BRIEF DESCRIPTION OF THE DRAWINGS
[0021] FIG. 1 is a side view partly in section showing a female
terminal according to one embodiment of the present invention.
[0022] FIG. 2 is a perspective view showing the female
terminal.
[0023] FIG. 3 is a plan view showing the female terminal.
[0024] FIG. 4 is a side view showing the female terminal.
[0025] FIG. 5 is a section along V-V of FIG. 4.
[0026] FIG. 6 is a front view showing the female terminal.
[0027] FIG. 7 is a section along VII-VII.
[0028] FIG. 8 is a section showing a connected state of a male
terminal and the female terminal.
[0029] FIG. 9 is a section showing a state where the male terminal
is twisted.
DETAILED DESCRIPTION
[0030] One embodiment of the present invention is described with
reference to FIGS. 1 to 9. A female terminal 10 according to this
embodiment is electrically connected to a male terminal 11. In the
following description, left and right sides in FIG. 1 are referred
to as front and rear sides. Further, upper and lower sides in FIG.
1 are reference to as upper and lower sides.
[0031] (Male Terminal 11)
[0032] The male terminal 11 is formed by press-working a metal
plate material into a predetermined shape. The male terminal 11
includes a male tab 12 in the form of a long and narrow plate. The
male terminal 11 may be connected to an end of an unillustrated
wire or may be connected to an unillustrated device.
[0033] (Female Terminal 10)
[0034] The female terminal 10 includes a tubular portion 14 into
which the male tab 12 of the male terminal 11 is to be inserted. As
shown in FIGS. 2 to 4, the tubular portion 14 is substantially in
the form of a rectangular tube open forward and backward. The
tubular portion 14 includes a bottom wall 15, a pair of side walls
16 standing upward from opposite side edges of the bottom wall 15
and a ceiling wall 17 facing the bottom wall 15.
[0035] The ceiling wall 17 is formed by being bent substantially at
a right angle at the upper end edge of one of the pair of side
walls 16 toward the other side wall 16. A locking portion 18 is
formed to project on a side end edge of the ceiling wall 17 and
inserted into a locking hole 19 formed on the other side wall 16. A
side end edge of the other side wall 16 is folded onto the upper
surface of the ceiling wall 17. In this way, the tubular portion 14
is held in a rectangular tube shape.

[Records from a data source]
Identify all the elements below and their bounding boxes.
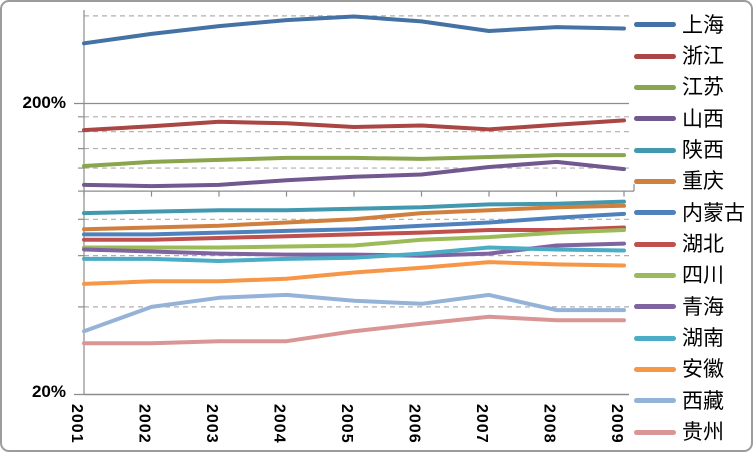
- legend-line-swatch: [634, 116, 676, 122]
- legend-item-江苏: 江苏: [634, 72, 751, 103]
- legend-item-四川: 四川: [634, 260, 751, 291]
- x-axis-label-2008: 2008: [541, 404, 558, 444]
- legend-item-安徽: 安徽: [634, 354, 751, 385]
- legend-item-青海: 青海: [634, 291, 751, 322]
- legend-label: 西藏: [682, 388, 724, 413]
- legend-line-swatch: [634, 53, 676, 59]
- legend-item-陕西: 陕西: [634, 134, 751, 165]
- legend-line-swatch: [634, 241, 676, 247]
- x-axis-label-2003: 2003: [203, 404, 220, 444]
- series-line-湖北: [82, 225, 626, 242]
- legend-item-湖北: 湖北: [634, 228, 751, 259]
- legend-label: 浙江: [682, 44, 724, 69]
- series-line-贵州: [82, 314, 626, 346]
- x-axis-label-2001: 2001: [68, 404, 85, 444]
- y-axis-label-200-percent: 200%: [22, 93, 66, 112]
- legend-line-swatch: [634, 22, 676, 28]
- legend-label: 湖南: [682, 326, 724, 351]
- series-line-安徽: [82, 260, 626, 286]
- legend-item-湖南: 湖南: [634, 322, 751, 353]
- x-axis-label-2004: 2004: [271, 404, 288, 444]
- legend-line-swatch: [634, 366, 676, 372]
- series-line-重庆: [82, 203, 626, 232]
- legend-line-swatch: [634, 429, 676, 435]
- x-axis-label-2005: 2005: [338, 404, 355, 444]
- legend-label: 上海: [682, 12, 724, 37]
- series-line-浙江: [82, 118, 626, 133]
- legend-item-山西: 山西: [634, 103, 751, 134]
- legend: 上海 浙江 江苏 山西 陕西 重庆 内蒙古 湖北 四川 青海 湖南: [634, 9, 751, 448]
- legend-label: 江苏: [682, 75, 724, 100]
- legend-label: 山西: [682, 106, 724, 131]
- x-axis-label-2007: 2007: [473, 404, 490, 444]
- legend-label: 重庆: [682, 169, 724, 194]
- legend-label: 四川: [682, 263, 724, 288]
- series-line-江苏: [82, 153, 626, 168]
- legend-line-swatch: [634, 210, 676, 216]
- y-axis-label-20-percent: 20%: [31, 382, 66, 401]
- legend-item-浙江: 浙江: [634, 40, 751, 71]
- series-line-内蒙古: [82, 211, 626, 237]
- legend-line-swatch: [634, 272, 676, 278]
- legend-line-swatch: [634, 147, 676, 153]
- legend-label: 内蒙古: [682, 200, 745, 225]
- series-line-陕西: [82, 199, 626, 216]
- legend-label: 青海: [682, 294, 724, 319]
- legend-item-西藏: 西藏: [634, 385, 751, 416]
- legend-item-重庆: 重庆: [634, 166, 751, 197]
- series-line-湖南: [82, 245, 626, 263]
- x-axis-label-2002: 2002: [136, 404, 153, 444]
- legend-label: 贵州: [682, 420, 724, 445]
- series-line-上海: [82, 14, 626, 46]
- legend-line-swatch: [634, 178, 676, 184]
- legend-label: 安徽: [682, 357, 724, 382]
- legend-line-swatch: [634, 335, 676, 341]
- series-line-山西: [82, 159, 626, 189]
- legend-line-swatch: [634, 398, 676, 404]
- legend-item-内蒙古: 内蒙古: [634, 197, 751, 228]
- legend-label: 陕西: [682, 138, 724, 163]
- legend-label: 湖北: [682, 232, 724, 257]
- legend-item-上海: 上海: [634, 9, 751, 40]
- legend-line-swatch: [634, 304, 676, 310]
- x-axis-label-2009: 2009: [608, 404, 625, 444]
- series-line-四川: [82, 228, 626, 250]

▶ _Problem requirements_:
Transcribe the passage of the female terminal description between "[0032] The male" and "an unillustrated device.", inclusive.

▶ _Problem solution_:
[0032] The male terminal 11 is formed by press-working a metal
plate material into a predetermined shape. The male terminal 11
includes a male tab 12 in the form of a long and narrow plate. The
male terminal 11 may be connected to an end of an unillustrated
wire or may be connected to an unillustrated device.